[Problem to solve]: Search the records for the word "Michael" and report each line that has it.

[Record list]:
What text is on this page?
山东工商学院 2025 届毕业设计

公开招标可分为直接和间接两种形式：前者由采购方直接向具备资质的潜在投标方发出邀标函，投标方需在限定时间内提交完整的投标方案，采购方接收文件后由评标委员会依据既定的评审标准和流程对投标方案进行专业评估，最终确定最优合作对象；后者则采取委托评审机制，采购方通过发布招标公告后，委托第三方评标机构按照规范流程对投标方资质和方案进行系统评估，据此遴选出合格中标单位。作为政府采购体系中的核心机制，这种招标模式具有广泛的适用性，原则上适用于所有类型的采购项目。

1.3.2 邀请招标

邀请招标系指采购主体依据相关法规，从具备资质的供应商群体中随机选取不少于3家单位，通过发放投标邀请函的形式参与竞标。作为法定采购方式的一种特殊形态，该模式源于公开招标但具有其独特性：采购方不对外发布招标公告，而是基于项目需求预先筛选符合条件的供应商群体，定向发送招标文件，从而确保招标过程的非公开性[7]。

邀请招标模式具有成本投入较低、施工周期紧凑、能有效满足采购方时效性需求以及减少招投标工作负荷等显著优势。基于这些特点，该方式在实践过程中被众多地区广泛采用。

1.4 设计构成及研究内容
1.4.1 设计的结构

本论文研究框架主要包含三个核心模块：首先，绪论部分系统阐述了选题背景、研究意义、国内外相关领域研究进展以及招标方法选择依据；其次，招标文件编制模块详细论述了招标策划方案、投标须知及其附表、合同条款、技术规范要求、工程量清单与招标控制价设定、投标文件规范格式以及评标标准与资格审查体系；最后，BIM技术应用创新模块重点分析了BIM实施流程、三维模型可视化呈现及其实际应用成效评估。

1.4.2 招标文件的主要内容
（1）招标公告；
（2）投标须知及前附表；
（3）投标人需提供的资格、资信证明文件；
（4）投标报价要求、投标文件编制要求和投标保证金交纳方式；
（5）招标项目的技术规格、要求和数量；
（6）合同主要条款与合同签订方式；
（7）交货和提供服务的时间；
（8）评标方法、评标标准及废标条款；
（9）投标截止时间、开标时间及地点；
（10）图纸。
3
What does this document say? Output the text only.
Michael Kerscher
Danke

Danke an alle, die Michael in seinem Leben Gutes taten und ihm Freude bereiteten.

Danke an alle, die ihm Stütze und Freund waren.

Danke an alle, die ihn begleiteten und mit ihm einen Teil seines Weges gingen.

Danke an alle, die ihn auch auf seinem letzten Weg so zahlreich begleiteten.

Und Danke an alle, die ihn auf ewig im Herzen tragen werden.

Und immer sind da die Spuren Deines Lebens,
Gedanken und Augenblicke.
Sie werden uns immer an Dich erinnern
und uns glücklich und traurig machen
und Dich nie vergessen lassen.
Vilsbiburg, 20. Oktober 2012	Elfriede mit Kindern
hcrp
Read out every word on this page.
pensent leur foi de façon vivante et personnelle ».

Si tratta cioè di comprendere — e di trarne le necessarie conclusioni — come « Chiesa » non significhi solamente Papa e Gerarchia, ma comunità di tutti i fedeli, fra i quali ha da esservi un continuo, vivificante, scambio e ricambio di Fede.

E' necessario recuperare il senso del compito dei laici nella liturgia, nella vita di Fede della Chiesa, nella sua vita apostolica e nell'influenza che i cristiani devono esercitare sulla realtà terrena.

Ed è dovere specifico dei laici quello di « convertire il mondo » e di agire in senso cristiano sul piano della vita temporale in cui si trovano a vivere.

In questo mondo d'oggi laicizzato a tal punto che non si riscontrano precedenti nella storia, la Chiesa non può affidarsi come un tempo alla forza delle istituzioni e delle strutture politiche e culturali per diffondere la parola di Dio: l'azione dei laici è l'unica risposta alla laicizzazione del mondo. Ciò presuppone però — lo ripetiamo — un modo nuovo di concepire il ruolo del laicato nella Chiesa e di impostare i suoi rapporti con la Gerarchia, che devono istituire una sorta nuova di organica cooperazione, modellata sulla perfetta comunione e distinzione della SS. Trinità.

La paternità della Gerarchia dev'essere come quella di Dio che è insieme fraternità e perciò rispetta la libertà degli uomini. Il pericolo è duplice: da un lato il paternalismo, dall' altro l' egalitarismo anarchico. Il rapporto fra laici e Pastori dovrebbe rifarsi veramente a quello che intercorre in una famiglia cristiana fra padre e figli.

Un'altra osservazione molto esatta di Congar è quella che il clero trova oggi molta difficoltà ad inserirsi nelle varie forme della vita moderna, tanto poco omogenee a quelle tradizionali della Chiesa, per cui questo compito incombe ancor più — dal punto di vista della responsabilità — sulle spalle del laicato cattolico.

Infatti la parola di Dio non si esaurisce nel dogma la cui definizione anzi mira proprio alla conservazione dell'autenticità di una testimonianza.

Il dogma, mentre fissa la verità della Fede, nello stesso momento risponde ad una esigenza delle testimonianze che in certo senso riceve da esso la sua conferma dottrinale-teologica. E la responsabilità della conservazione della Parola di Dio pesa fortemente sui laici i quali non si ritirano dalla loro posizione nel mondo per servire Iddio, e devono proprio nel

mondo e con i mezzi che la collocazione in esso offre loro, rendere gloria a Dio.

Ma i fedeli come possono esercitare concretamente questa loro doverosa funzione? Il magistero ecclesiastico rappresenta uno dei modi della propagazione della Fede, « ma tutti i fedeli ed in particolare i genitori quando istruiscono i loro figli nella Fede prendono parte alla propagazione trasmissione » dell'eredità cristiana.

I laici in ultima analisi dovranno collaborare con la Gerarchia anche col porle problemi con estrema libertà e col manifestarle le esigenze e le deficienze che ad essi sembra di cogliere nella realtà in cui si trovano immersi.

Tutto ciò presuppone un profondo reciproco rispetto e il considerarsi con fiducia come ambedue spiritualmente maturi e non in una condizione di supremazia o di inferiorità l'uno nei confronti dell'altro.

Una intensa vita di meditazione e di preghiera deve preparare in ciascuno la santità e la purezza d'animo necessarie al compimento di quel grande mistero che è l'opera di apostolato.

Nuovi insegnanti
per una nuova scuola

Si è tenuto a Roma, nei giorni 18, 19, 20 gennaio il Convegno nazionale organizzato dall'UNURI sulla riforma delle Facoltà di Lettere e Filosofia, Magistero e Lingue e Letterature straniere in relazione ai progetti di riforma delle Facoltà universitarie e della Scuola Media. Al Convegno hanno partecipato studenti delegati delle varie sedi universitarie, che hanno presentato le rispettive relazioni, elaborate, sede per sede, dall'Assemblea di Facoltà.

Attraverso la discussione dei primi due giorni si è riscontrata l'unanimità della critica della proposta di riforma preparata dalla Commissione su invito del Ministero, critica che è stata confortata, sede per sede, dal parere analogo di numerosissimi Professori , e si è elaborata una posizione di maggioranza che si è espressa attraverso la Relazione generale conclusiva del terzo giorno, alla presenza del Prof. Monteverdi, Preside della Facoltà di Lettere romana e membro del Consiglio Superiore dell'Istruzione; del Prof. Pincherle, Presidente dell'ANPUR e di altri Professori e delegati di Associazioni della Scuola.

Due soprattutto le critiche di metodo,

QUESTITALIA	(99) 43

[Reply to the exercise]:
Michael Kerscher
Danke an alle, die Michael in seinem Leben Gutes taten und ihm Freude bereiteten.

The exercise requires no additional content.